[Source data]
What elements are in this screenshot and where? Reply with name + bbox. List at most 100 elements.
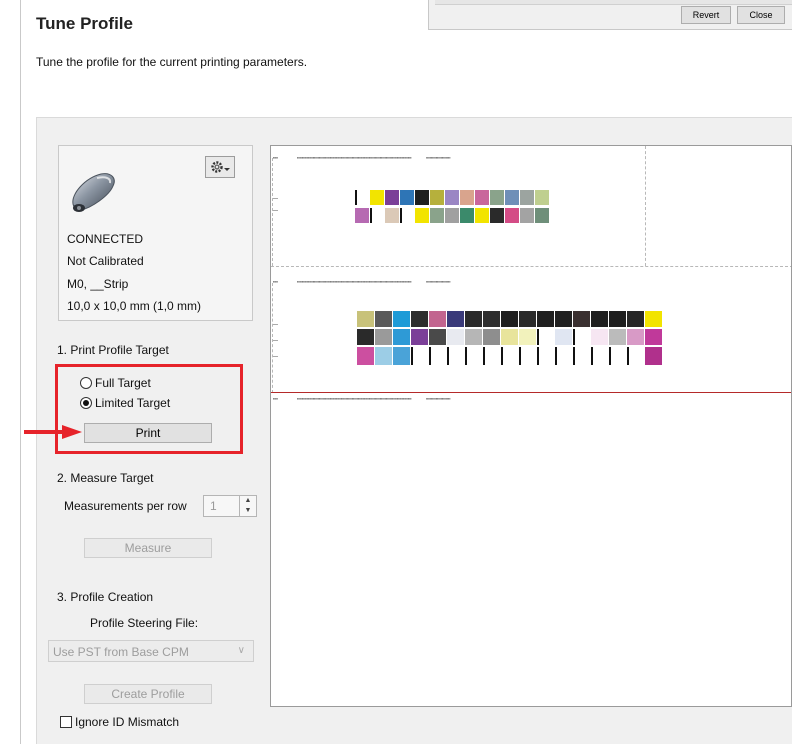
color-patch xyxy=(645,347,662,365)
color-patch xyxy=(375,311,392,327)
ignore-id-mismatch-checkbox[interactable]: Ignore ID Mismatch xyxy=(60,715,179,729)
color-patch xyxy=(483,347,500,365)
color-patch xyxy=(645,329,662,345)
cut-line xyxy=(645,146,646,266)
page-subtitle: Tune the profile for the current printin… xyxy=(36,55,308,69)
color-patch xyxy=(627,329,644,345)
color-patch xyxy=(393,311,410,327)
step2-heading: 2. Measure Target xyxy=(57,471,154,485)
print-button[interactable]: Print xyxy=(84,423,212,443)
color-patch xyxy=(447,311,464,327)
registration-mark xyxy=(273,340,278,341)
color-patch xyxy=(465,311,482,327)
color-patch xyxy=(609,311,626,327)
color-patch xyxy=(447,329,464,345)
spin-up-icon[interactable]: ▲ xyxy=(240,496,256,506)
device-status-box: CONNECTED Not Calibrated M0, __Strip 10,… xyxy=(58,145,253,321)
stepper-spin-buttons[interactable]: ▲ ▼ xyxy=(239,496,256,516)
color-patch xyxy=(573,347,590,365)
color-patch xyxy=(535,190,549,205)
color-patch xyxy=(609,347,626,365)
device-measurement-mode: M0, __Strip xyxy=(67,277,129,291)
color-patch xyxy=(591,329,608,345)
color-patch xyxy=(375,347,392,365)
preview-header-text: ▪▪▪▪ ▪▪▪▪▪▪▪▪▪▪▪▪▪▪▪▪▪▪▪▪▪▪▪▪▪▪▪▪▪▪▪▪▪▪▪… xyxy=(273,279,451,284)
spectrophotometer-icon xyxy=(72,173,115,212)
color-patch xyxy=(555,347,572,365)
color-patch xyxy=(357,311,374,327)
measure-button[interactable]: Measure xyxy=(84,538,212,558)
cut-line xyxy=(272,283,273,393)
color-patch xyxy=(591,311,608,327)
color-patch xyxy=(429,311,446,327)
color-patch xyxy=(411,329,428,345)
color-patch xyxy=(519,347,536,365)
preview-header-text: ▪▪▪▪ ▪▪▪▪▪▪▪▪▪▪▪▪▪▪▪▪▪▪▪▪▪▪▪▪▪▪▪▪▪▪▪▪▪▪▪… xyxy=(273,396,451,401)
color-patch xyxy=(355,208,369,223)
spin-down-icon[interactable]: ▼ xyxy=(240,506,256,516)
device-connection-status: CONNECTED xyxy=(67,232,144,246)
color-patch xyxy=(490,208,504,223)
color-patch xyxy=(447,347,464,365)
color-patch xyxy=(475,208,489,223)
color-patch xyxy=(445,190,459,205)
color-patch xyxy=(490,190,504,205)
color-patch xyxy=(430,190,444,205)
color-patch xyxy=(430,208,444,223)
color-patch xyxy=(483,311,500,327)
checkbox-unchecked-icon xyxy=(60,716,72,728)
color-patch xyxy=(573,311,590,327)
color-patch xyxy=(520,208,534,223)
chevron-down-icon: ∨ xyxy=(237,645,245,656)
revert-button[interactable]: Revert xyxy=(681,6,731,24)
color-patch xyxy=(505,190,519,205)
color-patch xyxy=(355,190,369,205)
gear-dropdown-icon xyxy=(211,161,230,173)
color-patch xyxy=(357,329,374,345)
color-patch xyxy=(537,347,554,365)
limited-target-label: Limited Target xyxy=(95,396,171,410)
color-patch xyxy=(609,329,626,345)
registration-mark xyxy=(273,324,278,325)
create-profile-button[interactable]: Create Profile xyxy=(84,684,212,704)
cut-line xyxy=(271,266,791,267)
profile-steering-label: Profile Steering File: xyxy=(90,616,199,630)
color-patch xyxy=(400,190,414,205)
color-patch xyxy=(645,311,662,327)
color-patch xyxy=(400,208,414,223)
registration-mark xyxy=(273,198,278,199)
color-patch xyxy=(501,311,518,327)
color-patch xyxy=(537,329,554,345)
background-dialog: Revert Close xyxy=(428,0,792,30)
limited-target-radio[interactable]: Limited Target xyxy=(80,396,170,410)
color-patch xyxy=(370,208,384,223)
color-patch xyxy=(501,329,518,345)
color-patch xyxy=(460,190,474,205)
device-calibration-status: Not Calibrated xyxy=(67,254,144,268)
color-patch xyxy=(445,208,459,223)
color-patch xyxy=(519,311,536,327)
step1-heading: 1. Print Profile Target xyxy=(57,343,169,357)
full-target-label: Full Target xyxy=(95,376,151,390)
color-patch xyxy=(537,311,554,327)
background-dialog-frame xyxy=(435,0,792,5)
color-patch xyxy=(429,329,446,345)
measurements-per-row-stepper[interactable]: 1 ▲ ▼ xyxy=(203,495,257,517)
ignore-id-mismatch-label: Ignore ID Mismatch xyxy=(75,715,180,729)
full-target-radio[interactable]: Full Target xyxy=(80,376,151,390)
cut-line xyxy=(272,158,273,266)
color-patch xyxy=(415,208,429,223)
color-patch xyxy=(535,208,549,223)
color-patch xyxy=(520,190,534,205)
measurements-per-row-label: Measurements per row xyxy=(64,499,187,513)
color-patch xyxy=(357,347,374,365)
annotation-arrow-icon xyxy=(24,425,82,439)
color-patch xyxy=(465,347,482,365)
radio-checked-icon xyxy=(80,397,92,409)
color-patch xyxy=(505,208,519,223)
settings-dropdown-button[interactable] xyxy=(205,156,235,178)
profile-steering-select[interactable]: Use PST from Base CPM ∨ xyxy=(48,640,254,662)
radio-unchecked-icon xyxy=(80,377,92,389)
close-button[interactable]: Close xyxy=(737,6,785,24)
color-patch xyxy=(555,329,572,345)
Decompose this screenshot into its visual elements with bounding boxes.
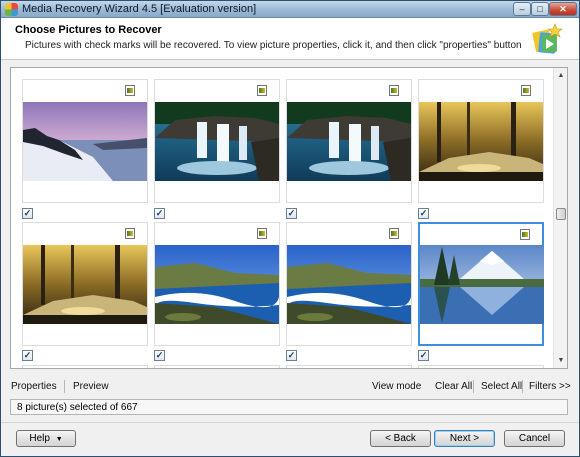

- **Set problem**
Copy out every line of the material above word for word, omitting the pictures.

- **Task solution**
What elements are in this screenshot and where? Reply with name + bbox. List at most 100 elements.
color-patch xyxy=(645,347,662,365)
color-patch xyxy=(375,311,392,327)
ignore-id-mismatch-checkbox[interactable]: Ignore ID Mismatch xyxy=(60,715,179,729)
color-patch xyxy=(483,347,500,365)
color-patch xyxy=(645,329,662,345)
cut-line xyxy=(645,146,646,266)
page-subtitle: Tune the profile for the current printin… xyxy=(36,55,308,69)
color-patch xyxy=(627,329,644,345)
color-patch xyxy=(393,311,410,327)
step2-heading: 2. Measure Target xyxy=(57,471,154,485)
print-button[interactable]: Print xyxy=(84,423,212,443)
color-patch xyxy=(447,311,464,327)
registration-mark xyxy=(273,340,278,341)
color-patch xyxy=(465,311,482,327)
color-patch xyxy=(609,311,626,327)
color-patch xyxy=(447,329,464,345)
spin-up-icon[interactable]: ▲ xyxy=(240,496,256,506)
device-status-box: CONNECTED Not Calibrated M0, __Strip 10,… xyxy=(58,145,253,321)
stepper-spin-buttons[interactable]: ▲ ▼ xyxy=(239,496,256,516)
color-patch xyxy=(573,347,590,365)
color-patch xyxy=(535,190,549,205)
color-patch xyxy=(609,347,626,365)
device-measurement-mode: M0, __Strip xyxy=(67,277,129,291)
color-patch xyxy=(591,329,608,345)
color-patch xyxy=(375,347,392,365)
preview-header-text: ▪▪▪▪ ▪▪▪▪▪▪▪▪▪▪▪▪▪▪▪▪▪▪▪▪▪▪▪▪▪▪▪▪▪▪▪▪▪▪▪… xyxy=(273,279,451,284)
spectrophotometer-icon xyxy=(72,173,115,212)
color-patch xyxy=(555,347,572,365)
color-patch xyxy=(357,311,374,327)
measure-button[interactable]: Measure xyxy=(84,538,212,558)
cut-line xyxy=(272,283,273,393)
color-patch xyxy=(591,311,608,327)
color-patch xyxy=(429,311,446,327)
color-patch xyxy=(411,329,428,345)
color-patch xyxy=(519,347,536,365)
preview-header-text: ▪▪▪▪ ▪▪▪▪▪▪▪▪▪▪▪▪▪▪▪▪▪▪▪▪▪▪▪▪▪▪▪▪▪▪▪▪▪▪▪… xyxy=(273,396,451,401)
color-patch xyxy=(355,208,369,223)
spin-down-icon[interactable]: ▼ xyxy=(240,506,256,516)
device-connection-status: CONNECTED xyxy=(67,232,144,246)
color-patch xyxy=(490,208,504,223)
color-patch xyxy=(447,347,464,365)
color-patch xyxy=(475,208,489,223)
color-patch xyxy=(445,190,459,205)
color-patch xyxy=(490,190,504,205)
color-patch xyxy=(430,190,444,205)
color-patch xyxy=(430,208,444,223)
color-patch xyxy=(483,311,500,327)
checkbox-unchecked-icon xyxy=(60,716,72,728)
color-patch xyxy=(573,311,590,327)
color-patch xyxy=(520,208,534,223)
chevron-down-icon: ∨ xyxy=(237,645,245,656)
revert-button[interactable]: Revert xyxy=(681,6,731,24)
color-patch xyxy=(505,190,519,205)
color-patch xyxy=(355,190,369,205)
gear-dropdown-icon xyxy=(211,161,230,173)
color-patch xyxy=(357,329,374,345)
color-patch xyxy=(537,347,554,365)
limited-target-label: Limited Target xyxy=(95,396,171,410)
color-patch xyxy=(609,329,626,345)
registration-mark xyxy=(273,324,278,325)
create-profile-button[interactable]: Create Profile xyxy=(84,684,212,704)
cut-line xyxy=(271,266,791,267)
profile-steering-label: Profile Steering File: xyxy=(90,616,199,630)
color-patch xyxy=(400,190,414,205)
color-patch xyxy=(645,311,662,327)
color-patch xyxy=(400,208,414,223)
registration-mark xyxy=(273,198,278,199)
color-patch xyxy=(501,311,518,327)
color-patch xyxy=(537,329,554,345)
background-dialog: Revert Close xyxy=(428,0,792,30)
limited-target-radio[interactable]: Limited Target xyxy=(80,396,170,410)
color-patch xyxy=(370,208,384,223)
color-patch xyxy=(501,329,518,345)
color-patch xyxy=(460,190,474,205)
device-calibration-status: Not Calibrated xyxy=(67,254,144,268)
color-patch xyxy=(445,208,459,223)
color-patch xyxy=(519,311,536,327)
step1-heading: 1. Print Profile Target xyxy=(57,343,169,357)
full-target-label: Full Target xyxy=(95,376,151,390)
color-patch xyxy=(537,311,554,327)
background-dialog-frame xyxy=(435,0,792,5)
color-patch xyxy=(429,329,446,345)
measurements-per-row-stepper[interactable]: 1 ▲ ▼ xyxy=(203,495,257,517)
ignore-id-mismatch-label: Ignore ID Mismatch xyxy=(75,715,180,729)
full-target-radio[interactable]: Full Target xyxy=(80,376,151,390)
cut-line xyxy=(272,158,273,266)
color-patch xyxy=(415,208,429,223)
color-patch xyxy=(535,208,549,223)
color-patch xyxy=(520,190,534,205)
measurements-per-row-label: Measurements per row xyxy=(64,499,187,513)
color-patch xyxy=(357,347,374,365)
annotation-arrow-icon xyxy=(24,425,82,439)
color-patch xyxy=(465,347,482,365)
radio-checked-icon xyxy=(80,397,92,409)
color-patch xyxy=(505,208,519,223)
settings-dropdown-button[interactable] xyxy=(205,156,235,178)
profile-steering-select[interactable]: Use PST from Base CPM ∨ xyxy=(48,640,254,662)
radio-unchecked-icon xyxy=(80,377,92,389)
close-button[interactable]: Close xyxy=(737,6,785,24)
color-patch xyxy=(555,329,572,345)
Decompose this screenshot into its visual elements with bounding boxes.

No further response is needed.